Extracted entries ->

┌────────

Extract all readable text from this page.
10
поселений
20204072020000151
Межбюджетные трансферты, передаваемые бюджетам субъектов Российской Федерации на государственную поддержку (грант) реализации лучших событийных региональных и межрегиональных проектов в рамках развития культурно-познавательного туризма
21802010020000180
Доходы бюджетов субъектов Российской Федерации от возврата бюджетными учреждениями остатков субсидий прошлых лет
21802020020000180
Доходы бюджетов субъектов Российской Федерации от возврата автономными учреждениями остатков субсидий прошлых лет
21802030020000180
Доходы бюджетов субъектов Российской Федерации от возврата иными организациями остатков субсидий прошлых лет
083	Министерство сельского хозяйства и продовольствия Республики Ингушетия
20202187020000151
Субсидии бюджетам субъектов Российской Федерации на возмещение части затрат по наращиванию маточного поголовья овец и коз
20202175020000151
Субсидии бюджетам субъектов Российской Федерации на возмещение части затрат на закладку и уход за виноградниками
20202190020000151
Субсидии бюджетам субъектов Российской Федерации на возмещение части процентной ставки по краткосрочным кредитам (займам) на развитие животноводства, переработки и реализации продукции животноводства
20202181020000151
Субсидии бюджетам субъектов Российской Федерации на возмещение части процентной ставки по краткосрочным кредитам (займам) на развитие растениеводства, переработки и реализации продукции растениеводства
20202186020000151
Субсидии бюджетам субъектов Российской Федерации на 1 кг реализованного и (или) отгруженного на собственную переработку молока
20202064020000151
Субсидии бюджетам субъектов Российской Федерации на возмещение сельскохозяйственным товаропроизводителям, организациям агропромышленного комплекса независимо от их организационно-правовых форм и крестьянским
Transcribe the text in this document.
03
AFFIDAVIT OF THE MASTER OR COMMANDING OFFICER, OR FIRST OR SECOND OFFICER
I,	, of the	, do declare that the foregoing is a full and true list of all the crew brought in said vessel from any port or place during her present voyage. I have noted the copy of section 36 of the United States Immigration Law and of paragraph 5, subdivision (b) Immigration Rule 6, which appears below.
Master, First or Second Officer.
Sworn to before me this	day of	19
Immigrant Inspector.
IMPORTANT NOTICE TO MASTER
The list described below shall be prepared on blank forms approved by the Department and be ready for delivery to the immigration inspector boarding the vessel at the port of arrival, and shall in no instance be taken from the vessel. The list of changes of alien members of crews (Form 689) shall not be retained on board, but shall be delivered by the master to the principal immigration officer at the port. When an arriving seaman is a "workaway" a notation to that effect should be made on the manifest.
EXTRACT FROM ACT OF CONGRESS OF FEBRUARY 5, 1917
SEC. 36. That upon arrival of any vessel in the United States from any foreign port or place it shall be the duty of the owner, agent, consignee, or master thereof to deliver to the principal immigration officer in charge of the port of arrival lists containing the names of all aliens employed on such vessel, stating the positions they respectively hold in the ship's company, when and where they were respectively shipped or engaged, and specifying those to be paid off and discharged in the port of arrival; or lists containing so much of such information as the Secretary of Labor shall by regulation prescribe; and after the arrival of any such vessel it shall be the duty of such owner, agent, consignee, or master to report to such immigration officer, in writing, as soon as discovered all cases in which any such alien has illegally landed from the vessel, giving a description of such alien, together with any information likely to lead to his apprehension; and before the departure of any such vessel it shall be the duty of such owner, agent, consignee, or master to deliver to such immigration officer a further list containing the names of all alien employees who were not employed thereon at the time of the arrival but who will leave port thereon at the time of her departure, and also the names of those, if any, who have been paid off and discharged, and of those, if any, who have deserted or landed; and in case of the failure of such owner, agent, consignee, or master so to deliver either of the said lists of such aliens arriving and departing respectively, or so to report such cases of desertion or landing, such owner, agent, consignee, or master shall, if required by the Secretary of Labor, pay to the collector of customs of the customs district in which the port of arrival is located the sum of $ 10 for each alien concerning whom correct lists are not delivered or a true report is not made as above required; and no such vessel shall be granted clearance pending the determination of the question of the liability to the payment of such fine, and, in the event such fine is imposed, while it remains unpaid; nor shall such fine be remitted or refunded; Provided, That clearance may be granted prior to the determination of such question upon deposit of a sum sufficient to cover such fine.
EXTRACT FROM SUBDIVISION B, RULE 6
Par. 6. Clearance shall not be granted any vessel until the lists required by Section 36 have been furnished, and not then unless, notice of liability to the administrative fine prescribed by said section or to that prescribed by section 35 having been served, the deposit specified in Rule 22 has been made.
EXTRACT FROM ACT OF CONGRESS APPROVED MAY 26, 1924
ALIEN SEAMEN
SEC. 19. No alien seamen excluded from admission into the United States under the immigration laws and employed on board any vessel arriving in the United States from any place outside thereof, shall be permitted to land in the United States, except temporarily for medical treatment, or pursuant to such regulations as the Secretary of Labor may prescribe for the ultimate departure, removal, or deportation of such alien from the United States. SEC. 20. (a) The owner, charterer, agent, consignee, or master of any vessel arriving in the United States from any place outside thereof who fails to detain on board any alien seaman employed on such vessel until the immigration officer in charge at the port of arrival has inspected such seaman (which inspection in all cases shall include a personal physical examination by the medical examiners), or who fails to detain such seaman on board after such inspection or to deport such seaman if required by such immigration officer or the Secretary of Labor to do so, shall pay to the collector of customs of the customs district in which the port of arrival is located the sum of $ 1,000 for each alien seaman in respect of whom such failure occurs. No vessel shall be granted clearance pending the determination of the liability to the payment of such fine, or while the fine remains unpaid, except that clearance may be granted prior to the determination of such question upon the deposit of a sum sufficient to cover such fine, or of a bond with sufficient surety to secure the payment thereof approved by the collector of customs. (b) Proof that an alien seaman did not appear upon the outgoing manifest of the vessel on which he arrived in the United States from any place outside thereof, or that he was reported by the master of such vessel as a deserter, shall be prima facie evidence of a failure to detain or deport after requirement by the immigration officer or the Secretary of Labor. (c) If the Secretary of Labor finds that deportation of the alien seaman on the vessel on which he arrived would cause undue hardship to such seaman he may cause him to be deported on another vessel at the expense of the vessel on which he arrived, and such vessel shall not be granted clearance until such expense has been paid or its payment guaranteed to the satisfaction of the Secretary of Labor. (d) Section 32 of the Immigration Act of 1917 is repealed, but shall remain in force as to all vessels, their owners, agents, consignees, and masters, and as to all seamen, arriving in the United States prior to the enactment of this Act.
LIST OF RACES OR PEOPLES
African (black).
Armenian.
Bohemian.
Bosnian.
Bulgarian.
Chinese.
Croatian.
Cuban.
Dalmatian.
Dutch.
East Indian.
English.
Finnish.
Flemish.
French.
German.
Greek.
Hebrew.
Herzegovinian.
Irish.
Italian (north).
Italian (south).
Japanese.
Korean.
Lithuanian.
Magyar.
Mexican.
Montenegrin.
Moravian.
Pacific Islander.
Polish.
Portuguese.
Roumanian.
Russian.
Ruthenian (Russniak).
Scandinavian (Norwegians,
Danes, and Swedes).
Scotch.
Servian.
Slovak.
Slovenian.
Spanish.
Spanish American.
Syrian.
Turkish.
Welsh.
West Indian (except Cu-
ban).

└────────

In the entries above, find every line with the word "ставки" and list it.

Final result ->
Субсидии бюджетам субъектов Российской Федерации на возмещение части процентной ставки по краткосрочным кредитам (займам) на развитие животноводства, переработки и реализации продукции животноводства
Субсидии бюджетам субъектов Российской Федерации на возмещение части процентной ставки по краткосрочным кредитам (займам) на развитие растениеводства, переработки и реализации продукции растениеводства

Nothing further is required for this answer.